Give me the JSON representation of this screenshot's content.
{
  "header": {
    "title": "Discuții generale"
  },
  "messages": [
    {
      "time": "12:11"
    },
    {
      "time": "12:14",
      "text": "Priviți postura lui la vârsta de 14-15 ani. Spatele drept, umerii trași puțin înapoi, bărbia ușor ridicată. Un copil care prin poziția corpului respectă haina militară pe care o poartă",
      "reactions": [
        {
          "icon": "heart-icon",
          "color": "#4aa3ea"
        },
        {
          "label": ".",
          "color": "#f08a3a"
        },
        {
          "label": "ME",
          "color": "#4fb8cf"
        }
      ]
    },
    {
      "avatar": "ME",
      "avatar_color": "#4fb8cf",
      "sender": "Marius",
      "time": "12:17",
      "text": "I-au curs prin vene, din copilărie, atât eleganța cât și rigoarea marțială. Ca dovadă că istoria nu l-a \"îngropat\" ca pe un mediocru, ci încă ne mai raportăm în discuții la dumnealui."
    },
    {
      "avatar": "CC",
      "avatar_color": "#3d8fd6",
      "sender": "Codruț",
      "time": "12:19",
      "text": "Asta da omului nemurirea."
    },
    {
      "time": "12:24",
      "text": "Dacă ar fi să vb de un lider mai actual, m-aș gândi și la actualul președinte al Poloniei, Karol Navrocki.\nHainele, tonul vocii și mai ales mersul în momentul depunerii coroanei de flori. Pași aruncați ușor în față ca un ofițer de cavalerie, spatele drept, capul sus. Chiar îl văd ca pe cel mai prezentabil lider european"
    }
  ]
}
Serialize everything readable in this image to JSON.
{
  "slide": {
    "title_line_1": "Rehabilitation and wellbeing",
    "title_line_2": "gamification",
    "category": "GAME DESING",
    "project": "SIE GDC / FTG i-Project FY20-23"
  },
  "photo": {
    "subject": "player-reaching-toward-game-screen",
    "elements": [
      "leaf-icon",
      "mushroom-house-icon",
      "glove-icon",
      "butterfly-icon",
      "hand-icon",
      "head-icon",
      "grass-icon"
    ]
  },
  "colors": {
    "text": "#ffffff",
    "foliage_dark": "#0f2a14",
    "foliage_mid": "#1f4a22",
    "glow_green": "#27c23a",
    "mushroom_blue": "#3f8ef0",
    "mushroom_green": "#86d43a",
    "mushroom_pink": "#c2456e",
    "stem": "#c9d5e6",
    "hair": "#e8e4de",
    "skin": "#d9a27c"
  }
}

○ ○ ○ ○

(THE REQUEST)
Copy out each line of the listing that holds "ușor".

(FULL SOLUTION)
      "text": "Priviți postura lui la vârsta de 14-15 ani. Spatele drept, umerii trași puțin înapoi, bărbia ușor ridicată. Un copil care prin poziția corpului respectă haina militară pe care o poartă",
      "text": "Dacă ar fi să vb de un lider mai actual, m-aș gândi și la actualul președinte al Poloniei, Karol Navrocki.\nHainele, tonul vocii și mai ales mersul în momentul depunerii coroanei de flori. Pași aruncați ușor în față ca un ofițer de cavalerie, spatele drept, capul sus. Chiar îl văd ca pe cel mai prezentabil lider european"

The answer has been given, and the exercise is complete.